[START]
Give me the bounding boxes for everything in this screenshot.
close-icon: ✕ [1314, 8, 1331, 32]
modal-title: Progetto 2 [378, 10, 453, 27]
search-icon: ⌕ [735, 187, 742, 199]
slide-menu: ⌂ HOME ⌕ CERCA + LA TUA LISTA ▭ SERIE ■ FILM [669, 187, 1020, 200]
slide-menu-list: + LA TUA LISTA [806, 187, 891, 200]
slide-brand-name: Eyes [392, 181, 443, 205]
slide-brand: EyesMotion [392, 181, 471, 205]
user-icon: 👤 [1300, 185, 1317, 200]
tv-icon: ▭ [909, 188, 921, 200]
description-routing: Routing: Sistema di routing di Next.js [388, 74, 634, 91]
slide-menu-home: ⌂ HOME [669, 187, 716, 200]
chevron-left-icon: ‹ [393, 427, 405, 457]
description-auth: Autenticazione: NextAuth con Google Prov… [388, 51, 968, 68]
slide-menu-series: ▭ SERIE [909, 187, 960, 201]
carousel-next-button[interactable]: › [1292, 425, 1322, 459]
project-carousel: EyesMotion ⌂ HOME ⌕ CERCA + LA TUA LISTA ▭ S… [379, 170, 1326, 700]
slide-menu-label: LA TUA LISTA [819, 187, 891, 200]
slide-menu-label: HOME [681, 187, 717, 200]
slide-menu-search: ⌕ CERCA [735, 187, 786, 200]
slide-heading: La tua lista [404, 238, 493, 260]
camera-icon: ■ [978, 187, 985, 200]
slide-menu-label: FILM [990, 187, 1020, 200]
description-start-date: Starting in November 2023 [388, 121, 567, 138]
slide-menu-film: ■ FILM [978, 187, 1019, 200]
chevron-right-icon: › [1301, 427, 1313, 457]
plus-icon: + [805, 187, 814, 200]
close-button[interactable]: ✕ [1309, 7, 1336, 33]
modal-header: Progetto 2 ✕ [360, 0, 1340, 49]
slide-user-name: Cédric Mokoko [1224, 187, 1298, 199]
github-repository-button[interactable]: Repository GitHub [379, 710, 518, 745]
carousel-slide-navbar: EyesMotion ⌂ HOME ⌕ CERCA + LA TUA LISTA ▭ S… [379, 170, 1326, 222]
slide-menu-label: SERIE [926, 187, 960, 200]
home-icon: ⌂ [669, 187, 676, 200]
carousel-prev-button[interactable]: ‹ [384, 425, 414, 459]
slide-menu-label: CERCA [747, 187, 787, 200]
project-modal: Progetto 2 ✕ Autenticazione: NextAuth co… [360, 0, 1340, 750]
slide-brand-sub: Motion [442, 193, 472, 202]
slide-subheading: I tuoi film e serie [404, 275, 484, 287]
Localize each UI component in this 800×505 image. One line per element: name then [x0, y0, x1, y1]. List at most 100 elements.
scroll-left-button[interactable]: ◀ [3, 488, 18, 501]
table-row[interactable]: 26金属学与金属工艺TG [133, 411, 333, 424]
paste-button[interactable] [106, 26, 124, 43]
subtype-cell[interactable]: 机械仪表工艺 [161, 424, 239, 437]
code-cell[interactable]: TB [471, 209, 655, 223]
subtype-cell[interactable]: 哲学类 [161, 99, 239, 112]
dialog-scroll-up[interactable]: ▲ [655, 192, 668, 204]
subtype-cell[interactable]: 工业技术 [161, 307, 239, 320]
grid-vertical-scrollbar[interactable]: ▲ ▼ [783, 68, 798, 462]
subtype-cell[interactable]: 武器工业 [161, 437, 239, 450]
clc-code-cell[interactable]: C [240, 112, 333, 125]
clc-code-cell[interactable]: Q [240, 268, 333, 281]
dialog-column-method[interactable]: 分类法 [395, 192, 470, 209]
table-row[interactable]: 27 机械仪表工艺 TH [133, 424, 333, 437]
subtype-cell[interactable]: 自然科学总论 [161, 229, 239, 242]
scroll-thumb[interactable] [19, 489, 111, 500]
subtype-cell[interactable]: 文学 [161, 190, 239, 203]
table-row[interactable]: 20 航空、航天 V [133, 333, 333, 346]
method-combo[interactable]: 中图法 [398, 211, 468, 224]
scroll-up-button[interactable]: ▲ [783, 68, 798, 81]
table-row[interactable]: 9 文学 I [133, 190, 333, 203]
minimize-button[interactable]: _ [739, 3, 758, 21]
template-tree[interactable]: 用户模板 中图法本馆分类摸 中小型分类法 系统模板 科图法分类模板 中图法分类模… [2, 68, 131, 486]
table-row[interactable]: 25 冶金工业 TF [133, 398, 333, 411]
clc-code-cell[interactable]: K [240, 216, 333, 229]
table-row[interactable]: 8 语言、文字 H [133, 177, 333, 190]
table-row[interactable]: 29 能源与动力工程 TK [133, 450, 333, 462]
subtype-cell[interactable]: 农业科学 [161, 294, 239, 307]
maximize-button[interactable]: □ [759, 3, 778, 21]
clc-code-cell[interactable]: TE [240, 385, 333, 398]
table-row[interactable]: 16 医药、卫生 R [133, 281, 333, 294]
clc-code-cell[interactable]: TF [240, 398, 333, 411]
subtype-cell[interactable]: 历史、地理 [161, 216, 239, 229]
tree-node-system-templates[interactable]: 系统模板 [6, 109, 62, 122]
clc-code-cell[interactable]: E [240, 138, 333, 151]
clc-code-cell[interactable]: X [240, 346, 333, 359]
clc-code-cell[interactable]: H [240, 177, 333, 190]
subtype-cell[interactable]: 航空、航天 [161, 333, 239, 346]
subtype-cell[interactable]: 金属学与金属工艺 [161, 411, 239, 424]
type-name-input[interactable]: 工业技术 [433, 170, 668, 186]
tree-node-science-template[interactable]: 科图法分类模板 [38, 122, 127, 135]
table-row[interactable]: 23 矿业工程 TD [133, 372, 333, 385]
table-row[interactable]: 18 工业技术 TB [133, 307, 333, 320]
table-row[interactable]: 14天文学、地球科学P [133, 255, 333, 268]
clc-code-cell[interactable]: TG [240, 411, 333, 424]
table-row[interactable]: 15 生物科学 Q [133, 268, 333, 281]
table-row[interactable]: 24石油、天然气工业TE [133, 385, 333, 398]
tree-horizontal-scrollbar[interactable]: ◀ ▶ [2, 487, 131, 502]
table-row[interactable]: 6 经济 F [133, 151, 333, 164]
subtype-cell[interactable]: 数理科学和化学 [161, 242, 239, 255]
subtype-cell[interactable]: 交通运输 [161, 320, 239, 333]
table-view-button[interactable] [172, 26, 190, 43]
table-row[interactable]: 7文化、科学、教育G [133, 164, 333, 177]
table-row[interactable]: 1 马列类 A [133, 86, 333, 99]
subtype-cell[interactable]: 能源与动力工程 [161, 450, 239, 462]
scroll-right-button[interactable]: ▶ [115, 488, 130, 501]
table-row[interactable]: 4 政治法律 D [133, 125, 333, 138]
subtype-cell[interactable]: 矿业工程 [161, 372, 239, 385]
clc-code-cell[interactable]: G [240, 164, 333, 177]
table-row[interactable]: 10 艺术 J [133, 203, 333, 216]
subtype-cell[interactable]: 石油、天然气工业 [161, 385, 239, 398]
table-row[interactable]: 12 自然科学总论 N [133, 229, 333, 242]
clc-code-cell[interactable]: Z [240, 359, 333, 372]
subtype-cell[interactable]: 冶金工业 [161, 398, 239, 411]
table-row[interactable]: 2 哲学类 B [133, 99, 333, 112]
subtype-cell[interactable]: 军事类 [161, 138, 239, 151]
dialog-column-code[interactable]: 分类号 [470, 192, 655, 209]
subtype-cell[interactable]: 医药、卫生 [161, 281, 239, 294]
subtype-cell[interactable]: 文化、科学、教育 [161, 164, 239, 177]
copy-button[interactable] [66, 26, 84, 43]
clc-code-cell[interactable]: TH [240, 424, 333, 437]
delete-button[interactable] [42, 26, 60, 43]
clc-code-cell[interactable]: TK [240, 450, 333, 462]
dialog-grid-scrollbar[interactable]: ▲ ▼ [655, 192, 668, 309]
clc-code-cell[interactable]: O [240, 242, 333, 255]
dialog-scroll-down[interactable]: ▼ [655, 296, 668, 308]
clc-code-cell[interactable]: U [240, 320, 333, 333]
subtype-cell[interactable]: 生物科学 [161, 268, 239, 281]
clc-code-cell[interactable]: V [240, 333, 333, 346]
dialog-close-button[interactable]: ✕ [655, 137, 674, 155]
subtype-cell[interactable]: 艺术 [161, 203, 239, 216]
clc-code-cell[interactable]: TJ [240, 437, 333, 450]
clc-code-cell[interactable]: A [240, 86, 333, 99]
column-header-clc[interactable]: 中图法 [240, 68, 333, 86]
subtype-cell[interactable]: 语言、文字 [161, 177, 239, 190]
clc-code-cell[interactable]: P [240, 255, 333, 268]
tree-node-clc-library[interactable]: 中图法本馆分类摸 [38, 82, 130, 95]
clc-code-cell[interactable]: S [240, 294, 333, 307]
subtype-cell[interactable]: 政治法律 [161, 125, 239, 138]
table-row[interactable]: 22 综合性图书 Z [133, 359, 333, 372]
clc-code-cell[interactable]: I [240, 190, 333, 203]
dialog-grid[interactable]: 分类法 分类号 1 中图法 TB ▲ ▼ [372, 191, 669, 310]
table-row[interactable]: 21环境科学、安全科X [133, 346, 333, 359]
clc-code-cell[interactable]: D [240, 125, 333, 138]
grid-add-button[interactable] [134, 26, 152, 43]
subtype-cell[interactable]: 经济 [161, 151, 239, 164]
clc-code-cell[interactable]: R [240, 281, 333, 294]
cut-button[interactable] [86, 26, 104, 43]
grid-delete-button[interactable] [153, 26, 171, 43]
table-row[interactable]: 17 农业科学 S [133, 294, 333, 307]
[END]
# Aim of the task
Output the entries as a JSON array of strings, one string per line with blank lines omitted, starting at the very first line and ending at the line containing "slide-menu: ⌂ HOME", both ends included.

# Finished answer
[
  "Give me the bounding boxes for everything in this screenshot.",
  "close-icon: ✕ [1314, 8, 1331, 32]",
  "modal-title: Progetto 2 [378, 10, 453, 27]",
  "search-icon: ⌕ [735, 187, 742, 199]",
  "slide-menu: ⌂ HOME ⌕ CERCA + LA TUA LISTA ▭ SERIE ■ FILM [669, 187, 1020, 200]"
]